Records for this exercise:
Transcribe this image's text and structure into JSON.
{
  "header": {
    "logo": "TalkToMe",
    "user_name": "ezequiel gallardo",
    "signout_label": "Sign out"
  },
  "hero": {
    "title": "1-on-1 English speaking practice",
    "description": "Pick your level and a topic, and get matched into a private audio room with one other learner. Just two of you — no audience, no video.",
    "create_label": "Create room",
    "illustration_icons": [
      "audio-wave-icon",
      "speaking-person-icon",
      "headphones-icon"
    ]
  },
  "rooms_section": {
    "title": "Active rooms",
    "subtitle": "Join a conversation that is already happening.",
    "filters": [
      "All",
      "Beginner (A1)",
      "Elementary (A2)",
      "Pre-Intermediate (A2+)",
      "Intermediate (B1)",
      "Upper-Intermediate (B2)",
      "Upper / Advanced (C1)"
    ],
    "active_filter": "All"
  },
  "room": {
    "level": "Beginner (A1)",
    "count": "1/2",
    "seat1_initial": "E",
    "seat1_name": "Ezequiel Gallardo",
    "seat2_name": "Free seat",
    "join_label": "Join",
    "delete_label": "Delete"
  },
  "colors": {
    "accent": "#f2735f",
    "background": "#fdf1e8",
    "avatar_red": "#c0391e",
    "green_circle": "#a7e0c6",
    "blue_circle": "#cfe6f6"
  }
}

Exercise brief:
From the listing, copy each line containing the word "Join".

Answer:
    "subtitle": "Join a conversation that is already happening.",
    "join_label": "Join",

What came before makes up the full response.